INPUT ROWS ->
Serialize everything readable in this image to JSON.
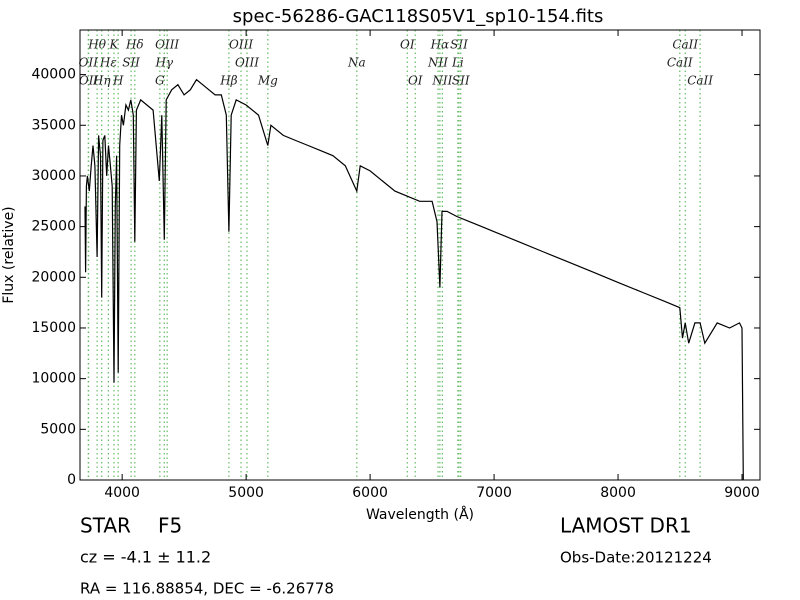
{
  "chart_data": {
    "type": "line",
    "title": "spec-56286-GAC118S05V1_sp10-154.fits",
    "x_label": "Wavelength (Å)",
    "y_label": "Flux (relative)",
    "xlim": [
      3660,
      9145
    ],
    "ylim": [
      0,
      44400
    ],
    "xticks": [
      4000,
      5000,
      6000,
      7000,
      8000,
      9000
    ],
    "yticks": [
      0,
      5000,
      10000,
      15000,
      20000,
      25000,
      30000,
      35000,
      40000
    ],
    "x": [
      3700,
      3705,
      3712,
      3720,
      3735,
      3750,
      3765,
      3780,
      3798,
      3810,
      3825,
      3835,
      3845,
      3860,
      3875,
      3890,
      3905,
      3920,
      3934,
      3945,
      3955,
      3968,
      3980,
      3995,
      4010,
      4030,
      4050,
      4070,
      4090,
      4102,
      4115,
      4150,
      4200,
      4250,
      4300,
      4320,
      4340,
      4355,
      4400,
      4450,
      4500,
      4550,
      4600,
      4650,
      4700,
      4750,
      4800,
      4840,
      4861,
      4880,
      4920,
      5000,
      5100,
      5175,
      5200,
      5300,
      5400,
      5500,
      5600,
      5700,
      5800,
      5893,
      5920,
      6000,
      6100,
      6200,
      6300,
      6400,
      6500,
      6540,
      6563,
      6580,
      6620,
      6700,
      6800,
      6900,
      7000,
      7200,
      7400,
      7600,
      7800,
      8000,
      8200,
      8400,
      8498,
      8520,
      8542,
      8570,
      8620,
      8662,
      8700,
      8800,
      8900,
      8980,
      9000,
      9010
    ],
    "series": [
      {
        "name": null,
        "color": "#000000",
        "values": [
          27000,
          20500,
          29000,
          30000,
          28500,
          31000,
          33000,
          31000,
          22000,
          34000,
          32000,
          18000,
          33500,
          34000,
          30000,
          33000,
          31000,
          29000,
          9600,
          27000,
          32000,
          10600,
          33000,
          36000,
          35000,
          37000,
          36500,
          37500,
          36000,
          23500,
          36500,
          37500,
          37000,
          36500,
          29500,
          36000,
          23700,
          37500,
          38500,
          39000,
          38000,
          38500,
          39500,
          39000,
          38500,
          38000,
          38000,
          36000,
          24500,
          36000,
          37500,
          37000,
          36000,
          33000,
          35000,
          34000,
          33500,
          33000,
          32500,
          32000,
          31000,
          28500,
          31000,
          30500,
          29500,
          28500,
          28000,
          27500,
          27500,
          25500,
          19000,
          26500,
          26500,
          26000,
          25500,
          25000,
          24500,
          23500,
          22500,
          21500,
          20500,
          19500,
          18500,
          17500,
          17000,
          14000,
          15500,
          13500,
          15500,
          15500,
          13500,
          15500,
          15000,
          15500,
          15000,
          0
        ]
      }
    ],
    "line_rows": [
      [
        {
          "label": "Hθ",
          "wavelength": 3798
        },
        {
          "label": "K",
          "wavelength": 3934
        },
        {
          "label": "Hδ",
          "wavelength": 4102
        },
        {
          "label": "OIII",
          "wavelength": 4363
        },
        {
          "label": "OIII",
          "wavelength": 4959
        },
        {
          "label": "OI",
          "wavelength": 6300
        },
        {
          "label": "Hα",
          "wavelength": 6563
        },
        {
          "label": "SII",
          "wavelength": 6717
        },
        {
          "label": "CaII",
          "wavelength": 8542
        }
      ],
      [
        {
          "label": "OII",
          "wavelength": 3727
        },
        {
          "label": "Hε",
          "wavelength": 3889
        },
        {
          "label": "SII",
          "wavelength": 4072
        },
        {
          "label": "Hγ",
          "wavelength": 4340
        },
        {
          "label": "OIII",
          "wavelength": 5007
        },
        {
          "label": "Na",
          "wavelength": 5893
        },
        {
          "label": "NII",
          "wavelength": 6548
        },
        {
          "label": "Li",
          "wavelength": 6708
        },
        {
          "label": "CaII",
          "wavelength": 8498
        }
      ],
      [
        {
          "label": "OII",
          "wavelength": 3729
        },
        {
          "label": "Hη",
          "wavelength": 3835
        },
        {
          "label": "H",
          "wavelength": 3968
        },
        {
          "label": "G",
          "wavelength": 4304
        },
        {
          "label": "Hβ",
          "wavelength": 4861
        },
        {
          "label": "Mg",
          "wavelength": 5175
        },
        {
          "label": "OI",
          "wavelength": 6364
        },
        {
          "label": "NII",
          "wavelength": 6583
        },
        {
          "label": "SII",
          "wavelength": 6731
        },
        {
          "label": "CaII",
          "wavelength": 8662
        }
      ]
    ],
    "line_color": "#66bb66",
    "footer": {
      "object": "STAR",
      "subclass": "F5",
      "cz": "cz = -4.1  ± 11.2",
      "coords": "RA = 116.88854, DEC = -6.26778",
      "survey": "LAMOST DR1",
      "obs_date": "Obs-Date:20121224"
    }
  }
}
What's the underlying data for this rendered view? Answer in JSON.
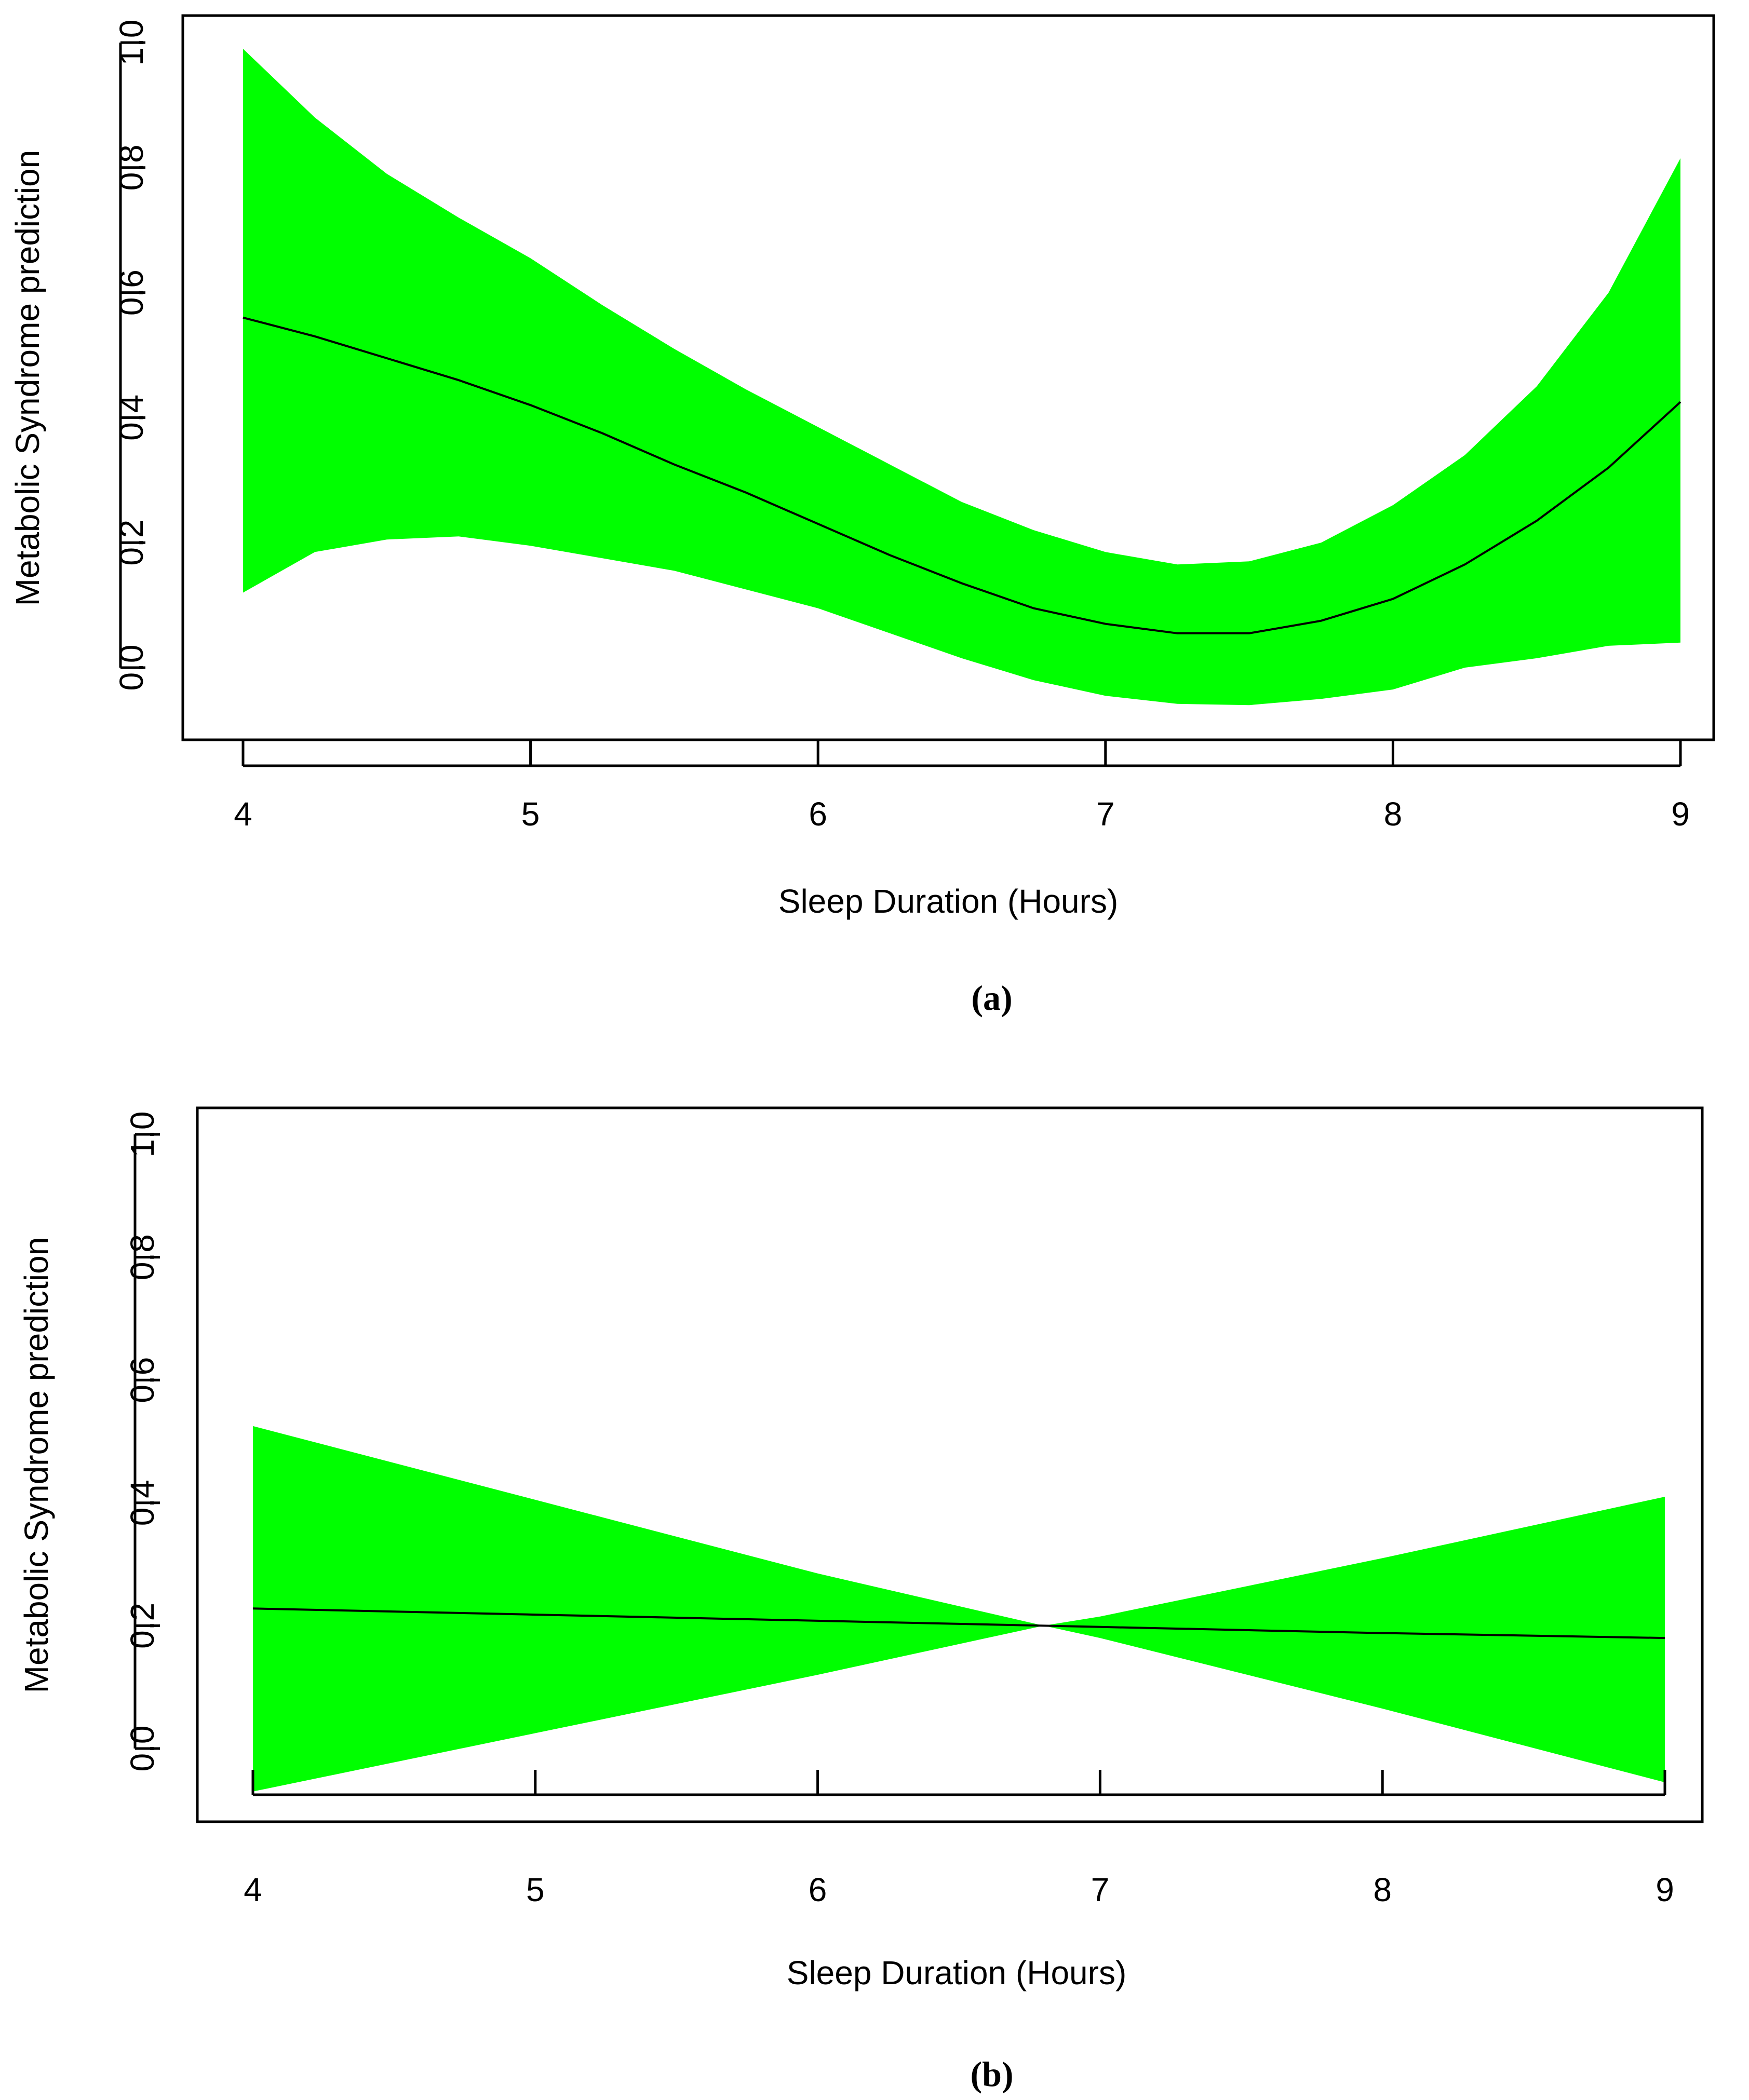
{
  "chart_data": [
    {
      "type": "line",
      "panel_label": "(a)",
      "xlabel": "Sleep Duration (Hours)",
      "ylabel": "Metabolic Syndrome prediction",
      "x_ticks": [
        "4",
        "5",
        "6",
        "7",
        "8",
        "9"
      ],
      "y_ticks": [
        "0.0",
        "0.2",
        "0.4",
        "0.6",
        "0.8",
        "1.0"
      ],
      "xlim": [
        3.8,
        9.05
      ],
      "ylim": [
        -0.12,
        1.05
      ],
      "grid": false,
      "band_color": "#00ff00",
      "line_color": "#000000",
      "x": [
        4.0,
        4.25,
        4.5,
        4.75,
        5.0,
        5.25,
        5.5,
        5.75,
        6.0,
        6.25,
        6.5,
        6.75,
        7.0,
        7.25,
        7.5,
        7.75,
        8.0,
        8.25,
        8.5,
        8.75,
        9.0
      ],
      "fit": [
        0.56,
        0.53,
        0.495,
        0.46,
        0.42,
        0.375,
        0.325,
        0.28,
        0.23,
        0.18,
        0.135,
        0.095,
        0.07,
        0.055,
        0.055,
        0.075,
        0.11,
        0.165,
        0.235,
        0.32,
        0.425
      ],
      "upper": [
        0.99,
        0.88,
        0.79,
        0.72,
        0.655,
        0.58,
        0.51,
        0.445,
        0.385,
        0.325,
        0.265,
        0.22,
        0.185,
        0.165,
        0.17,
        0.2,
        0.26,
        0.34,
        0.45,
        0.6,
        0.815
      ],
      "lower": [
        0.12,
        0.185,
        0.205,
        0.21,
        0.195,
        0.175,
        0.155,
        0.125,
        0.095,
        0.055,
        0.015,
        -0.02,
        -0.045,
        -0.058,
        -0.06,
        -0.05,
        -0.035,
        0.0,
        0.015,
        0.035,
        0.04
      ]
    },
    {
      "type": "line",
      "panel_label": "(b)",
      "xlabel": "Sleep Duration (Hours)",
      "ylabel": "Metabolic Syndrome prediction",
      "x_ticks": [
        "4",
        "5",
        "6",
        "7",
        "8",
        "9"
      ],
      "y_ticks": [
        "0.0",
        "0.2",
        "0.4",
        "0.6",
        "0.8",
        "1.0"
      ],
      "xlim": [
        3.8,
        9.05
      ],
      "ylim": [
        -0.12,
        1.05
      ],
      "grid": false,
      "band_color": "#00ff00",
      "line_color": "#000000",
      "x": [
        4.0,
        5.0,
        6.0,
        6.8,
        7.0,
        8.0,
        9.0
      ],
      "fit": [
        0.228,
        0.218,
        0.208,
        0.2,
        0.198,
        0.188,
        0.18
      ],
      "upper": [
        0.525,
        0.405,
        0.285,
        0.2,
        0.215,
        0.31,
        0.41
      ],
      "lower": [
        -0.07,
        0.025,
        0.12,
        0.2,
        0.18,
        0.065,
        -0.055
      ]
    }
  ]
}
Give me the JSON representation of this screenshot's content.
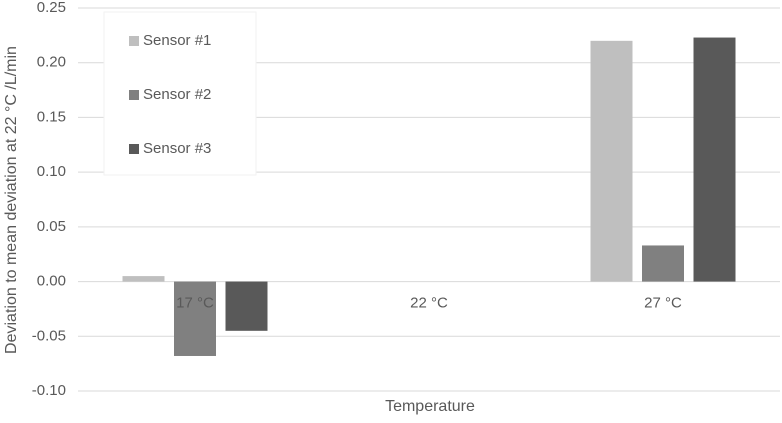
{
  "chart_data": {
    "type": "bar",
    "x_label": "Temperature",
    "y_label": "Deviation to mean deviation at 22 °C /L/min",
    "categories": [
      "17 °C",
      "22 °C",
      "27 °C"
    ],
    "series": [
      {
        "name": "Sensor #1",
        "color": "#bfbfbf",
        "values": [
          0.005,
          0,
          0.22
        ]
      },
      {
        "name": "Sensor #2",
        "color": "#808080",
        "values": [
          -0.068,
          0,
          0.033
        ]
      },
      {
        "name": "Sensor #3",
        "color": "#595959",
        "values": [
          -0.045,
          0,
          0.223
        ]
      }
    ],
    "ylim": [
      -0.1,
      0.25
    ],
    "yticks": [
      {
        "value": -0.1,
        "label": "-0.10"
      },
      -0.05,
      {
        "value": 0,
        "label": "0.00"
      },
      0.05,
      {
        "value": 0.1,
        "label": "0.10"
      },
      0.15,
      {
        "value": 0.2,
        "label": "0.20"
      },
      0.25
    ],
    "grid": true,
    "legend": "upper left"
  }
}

EXERCISE -> Retype exactly the lines from the one containing "Give me the" through the last line of the records above, both included, and leave out any pictures.

OUTPUT FOR THIS EXERCISE ->
Give me the JSON representation of this screenshot's content.
{
  "chart_data": {
    "type": "bar",
    "x_label": "Temperature",
    "y_label": "Deviation to mean deviation at 22 °C /L/min",
    "categories": [
      "17 °C",
      "22 °C",
      "27 °C"
    ],
    "series": [
      {
        "name": "Sensor #1",
        "color": "#bfbfbf",
        "values": [
          0.005,
          0,
          0.22
        ]
      },
      {
        "name": "Sensor #2",
        "color": "#808080",
        "values": [
          -0.068,
          0,
          0.033
        ]
      },
      {
        "name": "Sensor #3",
        "color": "#595959",
        "values": [
          -0.045,
          0,
          0.223
        ]
      }
    ],
    "ylim": [
      -0.1,
      0.25
    ],
    "yticks": [
      {
        "value": -0.1,
        "label": "-0.10"
      },
      -0.05,
      {
        "value": 0,
        "label": "0.00"
      },
      0.05,
      {
        "value": 0.1,
        "label": "0.10"
      },
      0.15,
      {
        "value": 0.2,
        "label": "0.20"
      },
      0.25
    ],
    "grid": true,
    "legend": "upper left"
  }
}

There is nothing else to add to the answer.